** Start of Quoted passage **

In your video, you supply tables showing minimum nail penetration but I see no mention of maximum nail penetration. I ask because I see in other municipalities that shear nailing heads of nail do not penetrate the surface but in Sparks, NV they allow deep penetration. This bothers me because during the stresses from a quake it would seem that the 3/8" plywood used will easily rip out from nailing. I also noticed flooring in all municipalities has nail heads exposed over the surface and I thought it is for the same reason as to not rip through nailing. Can you explain maximum penetration please?
By the way, the exposed nail heads on flooring are a nuisance when scraping taping mud from the floors.
Sorry I am so late in my reply. I do not know TH-cam did not notify me about your comment. If the studs don't split at time of installation they won't split when loaded.
What about sheathing around doors and windows in a shear wall? Should you cut the openings out of the 4x8 sheet or use separate pieces that are all square or rectangular?
It does not really matter so long as all the edges are blocked and all the framing is stitch nailed. Personally, I would do as little stitch nailing as possible and use the biggest sheets I could.
@@bayarearetrofit5814 Thanks, this is helpful, and it checks out with my structural engineer.
Happy to hear that. Please be sure and subscribe.

** End of Quoted passage **

» **Objective**:
Answer each question from the comment thread on shear wall nailing.
(a) What does the commenter say Sparks, NV allows for shear nailing?
(b) According to the reply, under what condition will studs not split when loaded?
(c) On the choice of cutting openings from the 4x8 sheet or using separate pieces around doors and windows, what two conditions must hold for the choice not to matter?
The data that comes after this comment thread is from a separate source.

** Start of Source excerpt **

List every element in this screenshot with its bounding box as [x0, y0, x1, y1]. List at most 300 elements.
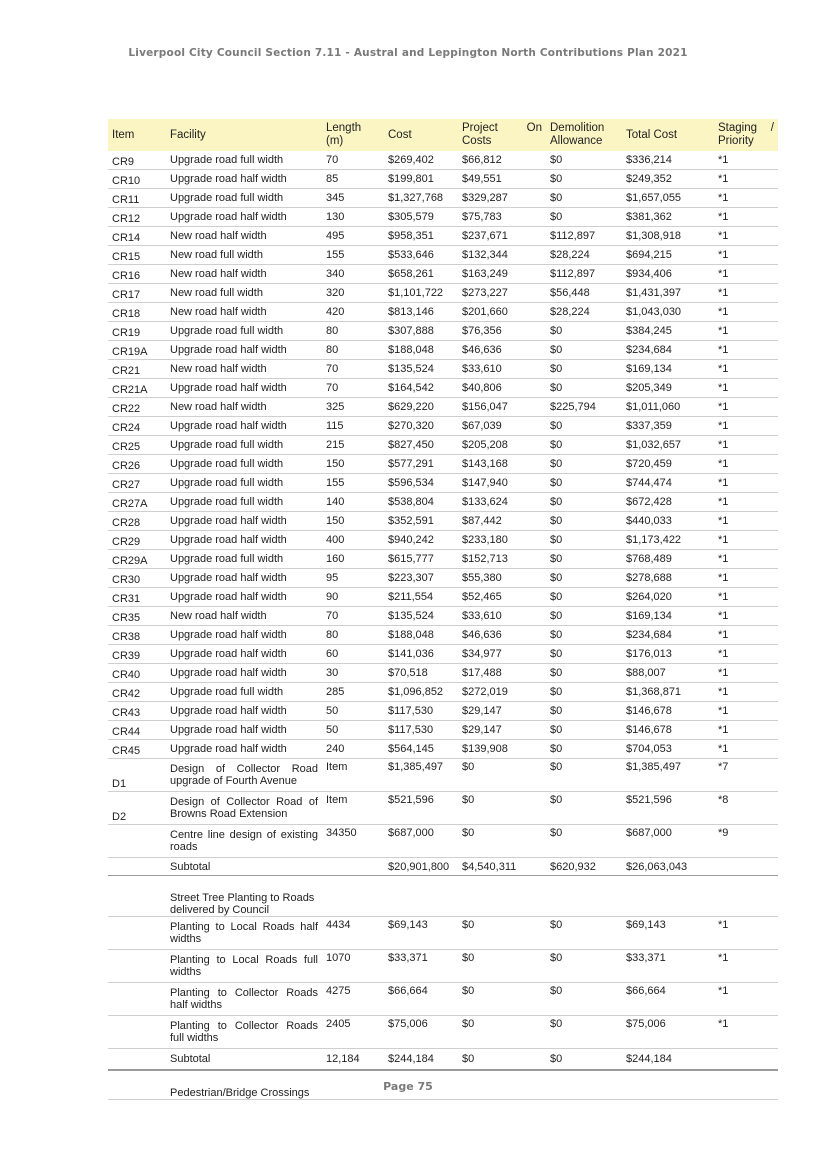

** End of Source excerpt **

» **The response**:
(a) Deep penetration.
(b) If they don't split at the time of installation.
(c) All the edges are blocked, and all the framing is stitch nailed.